**Task statement**
Turn each line of the listing below into a string in one JSON list, and leave out any blank lines.

**Input data**
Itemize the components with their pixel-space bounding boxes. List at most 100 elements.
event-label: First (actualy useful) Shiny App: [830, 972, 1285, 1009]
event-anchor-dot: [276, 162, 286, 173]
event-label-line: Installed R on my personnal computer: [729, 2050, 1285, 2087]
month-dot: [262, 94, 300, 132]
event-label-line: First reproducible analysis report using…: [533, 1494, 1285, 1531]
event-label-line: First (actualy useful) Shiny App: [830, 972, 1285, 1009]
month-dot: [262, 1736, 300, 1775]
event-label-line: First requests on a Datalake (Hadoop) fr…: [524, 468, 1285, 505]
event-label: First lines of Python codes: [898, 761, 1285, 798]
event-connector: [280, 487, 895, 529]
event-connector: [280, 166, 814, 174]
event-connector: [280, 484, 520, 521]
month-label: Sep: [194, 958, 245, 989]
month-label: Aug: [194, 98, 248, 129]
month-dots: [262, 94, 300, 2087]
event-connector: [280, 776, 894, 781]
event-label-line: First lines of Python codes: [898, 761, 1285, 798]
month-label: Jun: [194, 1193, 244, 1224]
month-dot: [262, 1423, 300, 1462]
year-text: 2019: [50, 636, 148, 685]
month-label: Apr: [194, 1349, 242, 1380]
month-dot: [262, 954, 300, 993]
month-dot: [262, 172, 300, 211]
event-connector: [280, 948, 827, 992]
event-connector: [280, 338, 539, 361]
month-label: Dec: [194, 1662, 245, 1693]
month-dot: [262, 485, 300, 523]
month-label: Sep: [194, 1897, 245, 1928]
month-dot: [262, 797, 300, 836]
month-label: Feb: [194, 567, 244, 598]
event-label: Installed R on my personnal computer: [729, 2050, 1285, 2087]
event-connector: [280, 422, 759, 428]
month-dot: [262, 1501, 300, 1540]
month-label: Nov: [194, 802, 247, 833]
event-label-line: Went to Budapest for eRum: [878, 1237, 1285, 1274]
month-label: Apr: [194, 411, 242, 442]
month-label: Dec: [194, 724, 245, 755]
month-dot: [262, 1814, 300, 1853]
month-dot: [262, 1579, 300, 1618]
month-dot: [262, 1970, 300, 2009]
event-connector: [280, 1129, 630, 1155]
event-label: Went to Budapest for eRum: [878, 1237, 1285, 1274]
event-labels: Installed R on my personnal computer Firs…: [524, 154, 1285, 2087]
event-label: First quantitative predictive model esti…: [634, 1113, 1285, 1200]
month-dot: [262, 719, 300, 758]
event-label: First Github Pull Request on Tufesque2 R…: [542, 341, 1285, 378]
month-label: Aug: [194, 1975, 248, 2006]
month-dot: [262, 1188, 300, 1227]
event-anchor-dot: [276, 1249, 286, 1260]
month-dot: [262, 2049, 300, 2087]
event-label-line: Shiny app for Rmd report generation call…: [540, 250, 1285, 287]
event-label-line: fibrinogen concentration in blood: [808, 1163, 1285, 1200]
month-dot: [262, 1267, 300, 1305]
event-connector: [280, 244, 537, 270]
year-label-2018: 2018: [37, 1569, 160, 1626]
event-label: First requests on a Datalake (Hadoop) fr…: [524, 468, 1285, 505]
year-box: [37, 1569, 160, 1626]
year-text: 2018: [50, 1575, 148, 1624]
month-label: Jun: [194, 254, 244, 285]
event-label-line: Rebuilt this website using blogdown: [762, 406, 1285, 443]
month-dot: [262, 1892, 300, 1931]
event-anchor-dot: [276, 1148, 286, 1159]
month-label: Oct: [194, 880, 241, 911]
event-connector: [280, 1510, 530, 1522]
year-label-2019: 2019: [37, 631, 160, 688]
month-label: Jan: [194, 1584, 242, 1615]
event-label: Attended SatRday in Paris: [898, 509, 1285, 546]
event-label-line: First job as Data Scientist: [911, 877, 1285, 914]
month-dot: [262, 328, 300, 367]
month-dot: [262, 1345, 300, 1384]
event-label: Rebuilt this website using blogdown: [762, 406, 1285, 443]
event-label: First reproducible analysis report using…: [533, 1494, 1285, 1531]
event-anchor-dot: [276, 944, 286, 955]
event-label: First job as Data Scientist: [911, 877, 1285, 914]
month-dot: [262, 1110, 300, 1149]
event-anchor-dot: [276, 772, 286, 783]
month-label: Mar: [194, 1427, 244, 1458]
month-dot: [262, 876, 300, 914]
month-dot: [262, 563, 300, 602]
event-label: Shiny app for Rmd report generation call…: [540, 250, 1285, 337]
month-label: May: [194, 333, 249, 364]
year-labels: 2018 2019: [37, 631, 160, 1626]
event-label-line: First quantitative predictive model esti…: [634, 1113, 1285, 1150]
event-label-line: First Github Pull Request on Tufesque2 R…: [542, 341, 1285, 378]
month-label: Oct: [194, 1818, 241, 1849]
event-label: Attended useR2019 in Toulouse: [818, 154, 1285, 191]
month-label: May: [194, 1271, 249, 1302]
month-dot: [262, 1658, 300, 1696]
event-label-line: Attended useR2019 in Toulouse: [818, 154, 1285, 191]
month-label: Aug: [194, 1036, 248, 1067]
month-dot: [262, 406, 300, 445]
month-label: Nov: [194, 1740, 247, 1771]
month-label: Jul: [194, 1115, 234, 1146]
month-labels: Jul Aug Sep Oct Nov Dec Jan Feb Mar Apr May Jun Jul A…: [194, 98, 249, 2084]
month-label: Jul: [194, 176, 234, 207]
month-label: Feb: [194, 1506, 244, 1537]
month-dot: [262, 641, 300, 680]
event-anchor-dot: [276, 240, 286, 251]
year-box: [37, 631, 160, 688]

**Answer to the task**
[
  "Itemize the components with their pixel-space bounding boxes. List at most 100 elements.",
  "event-label: First (actualy useful) Shiny App: [830, 972, 1285, 1009]",
  "event-anchor-dot: [276, 162, 286, 173]",
  "event-label-line: Installed R on my personnal computer: [729, 2050, 1285, 2087]",
  "month-dot: [262, 94, 300, 132]",
  "event-label-line: First reproducible analysis report using…: [533, 1494, 1285, 1531]",
  "event-label-line: First (actualy useful) Shiny App: [830, 972, 1285, 1009]",
  "month-dot: [262, 1736, 300, 1775]",
  "event-label-line: First requests on a Datalake (Hadoop) fr…: [524, 468, 1285, 505]",
  "event-label: First lines of Python codes: [898, 761, 1285, 798]",
  "event-connector: [280, 487, 895, 529]",
  "event-connector: [280, 166, 814, 174]",
  "event-connector: [280, 484, 520, 521]",
  "month-label: Sep: [194, 958, 245, 989]",
  "month-label: Aug: [194, 98, 248, 129]",
  "month-dots: [262, 94, 300, 2087]",
  "event-connector: [280, 776, 894, 781]",
  "event-label-line: First lines of Python codes: [898, 761, 1285, 798]",
  "month-label: Jun: [194, 1193, 244, 1224]",
  "month-dot: [262, 1423, 300, 1462]",
  "year-text: 2019: [50, 636, 148, 685]",
  "month-label: Apr: [194, 1349, 242, 1380]",
  "month-dot: [262, 954, 300, 993]",
  "month-dot: [262, 172, 300, 211]",
  "event-connector: [280, 948, 827, 992]",
  "event-connector: [280, 338, 539, 361]",
  "month-label: Dec: [194, 1662, 245, 1693]",
  "month-dot: [262, 485, 300, 523]",
  "month-label: Sep: [194, 1897, 245, 1928]",
  "month-dot: [262, 797, 300, 836]",
  "month-label: Feb: [194, 567, 244, 598]",
  "event-label: Installed R on my personnal computer: [729, 2050, 1285, 2087]",
  "event-connector: [280, 422, 759, 428]",
  "month-dot: [262, 1501, 300, 1540]",
  "month-label: Nov: [194, 802, 247, 833]",
  "event-label-line: Went to Budapest for eRum: [878, 1237, 1285, 1274]",
  "month-label: Apr: [194, 411, 242, 442]",
  "month-label: Dec: [194, 724, 245, 755]",
  "month-dot: [262, 1814, 300, 1853]",
  "month-dot: [262, 1579, 300, 1618]",
  "month-dot: [262, 1970, 300, 2009]",
  "event-connector: [280, 1129, 630, 1155]",
  "event-label: Went to Budapest for eRum: [878, 1237, 1285, 1274]",
  "event-labels: Installed R on my personnal computer Firs…: [524, 154, 1285, 2087]",
  "event-label: First quantitative predictive model esti…: [634, 1113, 1285, 1200]",
  "month-dot: [262, 719, 300, 758]",
  "event-label: First Github Pull Request on Tufesque2 R…: [542, 341, 1285, 378]",
  "month-label: Aug: [194, 1975, 248, 2006]",
  "month-dot: [262, 1188, 300, 1227]",
  "event-anchor-dot: [276, 1249, 286, 1260]",
  "month-dot: [262, 2049, 300, 2087]",
  "event-label-line: Shiny app for Rmd report generation call…: [540, 250, 1285, 287]",
  "event-label-line: fibrinogen concentration in blood: [808, 1163, 1285, 1200]",
  "month-dot: [262, 1267, 300, 1305]",
  "event-connector: [280, 244, 537, 270]",
  "year-label-2018: 2018: [37, 1569, 160, 1626]",
  "event-label: First requests on a Datalake (Hadoop) fr…: [524, 468, 1285, 505]",
  "year-box: [37, 1569, 160, 1626]",
  "year-text: 2018: [50, 1575, 148, 1624]",
  "month-label: Jun: [194, 254, 244, 285]",
  "event-label-line: Rebuilt this website using blogdown: [762, 406, 1285, 443]",
  "month-dot: [262, 1892, 300, 1931]",
  "event-anchor-dot: [276, 1148, 286, 1159]",
  "month-label: Oct: [194, 880, 241, 911]",
  "event-connector: [280, 1510, 530, 1522]",
  "year-label-2019: 2019: [37, 631, 160, 688]",
  "month-label: Jan: [194, 1584, 242, 1615]",
  "event-label: Attended SatRday in Paris: [898, 509, 1285, 546]",
  "event-label-line: First job as Data Scientist: [911, 877, 1285, 914]",
  "month-dot: [262, 328, 300, 367]",
  "month-dot: [262, 1345, 300, 1384]",
  "event-label: Rebuilt this website using blogdown: [762, 406, 1285, 443]",
  "event-label: First reproducible analysis report using…: [533, 1494, 1285, 1531]",
  "event-anchor-dot: [276, 944, 286, 955]",
  "event-label: First job as Data Scientist: [911, 877, 1285, 914]",
  "month-dot: [262, 1110, 300, 1149]",
  "event-anchor-dot: [276, 772, 286, 783]",
  "month-label: Mar: [194, 1427, 244, 1458]",
  "month-dot: [262, 876, 300, 914]",
  "month-dot: [262, 563, 300, 602]",
  "event-label: Shiny app for Rmd report generation call…: [540, 250, 1285, 337]",
  "month-label: May: [194, 333, 249, 364]",
  "year-labels: 2018 2019: [37, 631, 160, 1626]",
  "event-label-line: First quantitative predictive model esti…: [634, 1113, 1285, 1150]",
  "event-label-line: First Github Pull Request on Tufesque2 R…: [542, 341, 1285, 378]",
  "month-label: Oct: [194, 1818, 241, 1849]",
  "event-label: Attended useR2019 in Toulouse: [818, 154, 1285, 191]",
  "month-label: May: [194, 1271, 249, 1302]",
  "month-dot: [262, 1658, 300, 1696]",
  "event-label-line: Attended useR2019 in Toulouse: [818, 154, 1285, 191]",
  "month-label: Aug: [194, 1036, 248, 1067]",
  "month-dot: [262, 406, 300, 445]",
  "month-label: Nov: [194, 1740, 247, 1771]",
  "month-label: Jul: [194, 1115, 234, 1146]",
  "month-labels: Jul Aug Sep Oct Nov Dec Jan Feb Mar Apr May Jun Jul A…: [194, 98, 249, 2084]",
  "month-label: Jul: [194, 176, 234, 207]",
  "month-label: Feb: [194, 1506, 244, 1537]",
  "month-dot: [262, 641, 300, 680]",
  "event-anchor-dot: [276, 240, 286, 251]",
  "year-box: [37, 631, 160, 688]"
]